» **TASK STATEMENT**:
Write out the entire listing below exactly, with the pictures left out.

» **Dataset excerpts**:
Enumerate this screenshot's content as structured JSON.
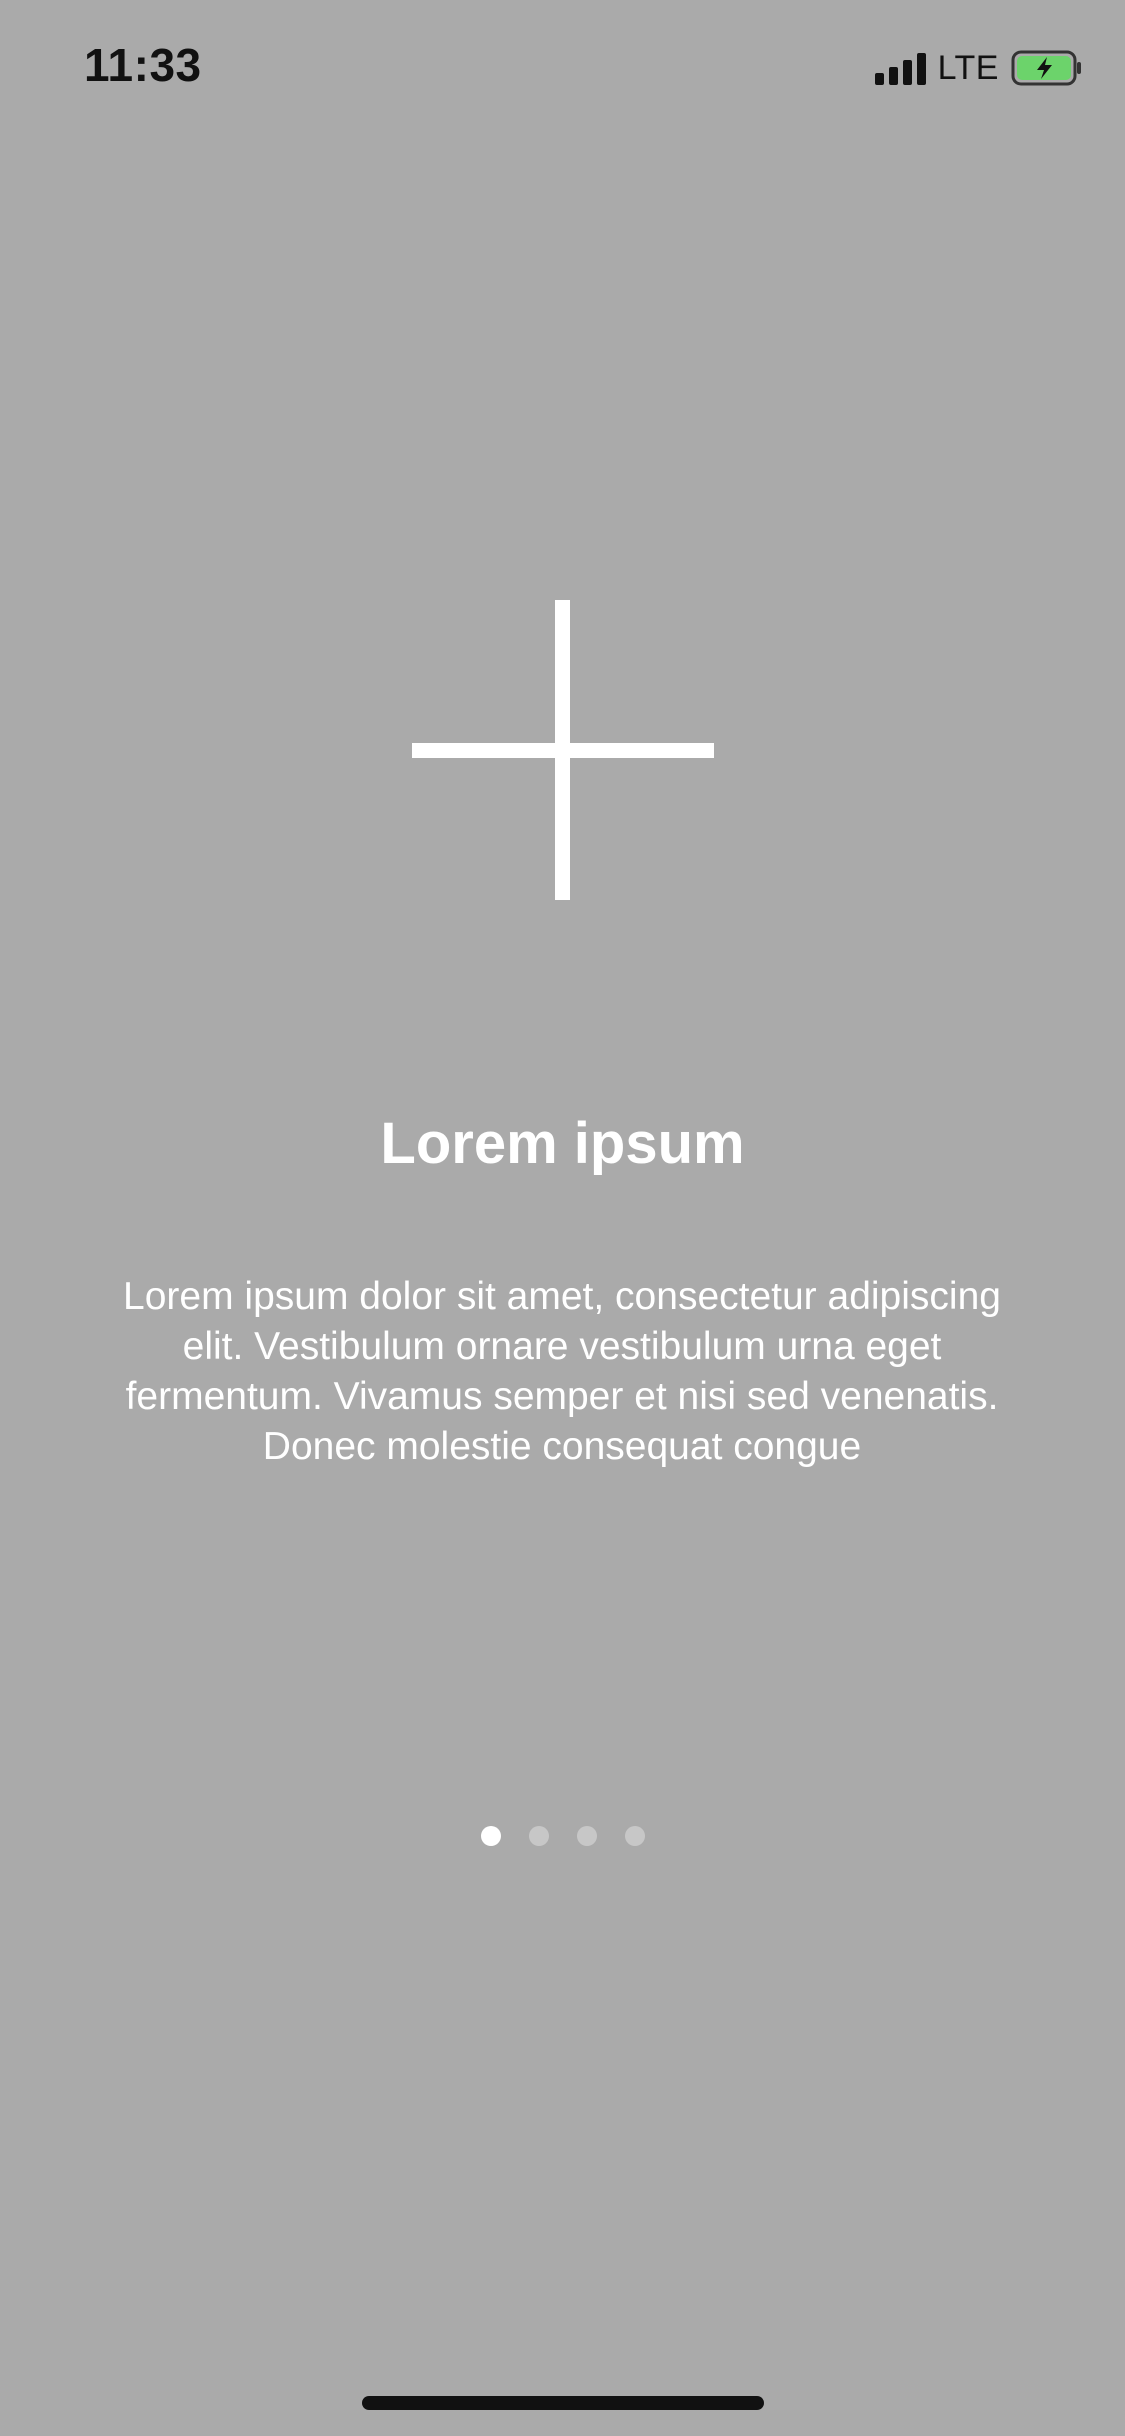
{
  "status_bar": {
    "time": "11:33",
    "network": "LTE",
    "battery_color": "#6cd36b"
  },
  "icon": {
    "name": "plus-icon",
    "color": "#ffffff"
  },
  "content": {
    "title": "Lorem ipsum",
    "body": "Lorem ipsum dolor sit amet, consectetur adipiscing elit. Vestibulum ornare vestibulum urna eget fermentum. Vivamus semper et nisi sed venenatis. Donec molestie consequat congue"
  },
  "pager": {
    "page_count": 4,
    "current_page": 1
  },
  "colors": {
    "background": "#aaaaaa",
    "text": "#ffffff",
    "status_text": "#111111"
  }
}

» **EXERCISE OUTPUT**:
Enumerate this screenshot's content as structured JSON.
{
  "status_bar": {
    "time": "11:33",
    "network": "LTE",
    "battery_color": "#6cd36b"
  },
  "icon": {
    "name": "plus-icon",
    "color": "#ffffff"
  },
  "content": {
    "title": "Lorem ipsum",
    "body": "Lorem ipsum dolor sit amet, consectetur adipiscing elit. Vestibulum ornare vestibulum urna eget fermentum. Vivamus semper et nisi sed venenatis. Donec molestie consequat congue"
  },
  "pager": {
    "page_count": 4,
    "current_page": 1
  },
  "colors": {
    "background": "#aaaaaa",
    "text": "#ffffff",
    "status_text": "#111111"
  }
}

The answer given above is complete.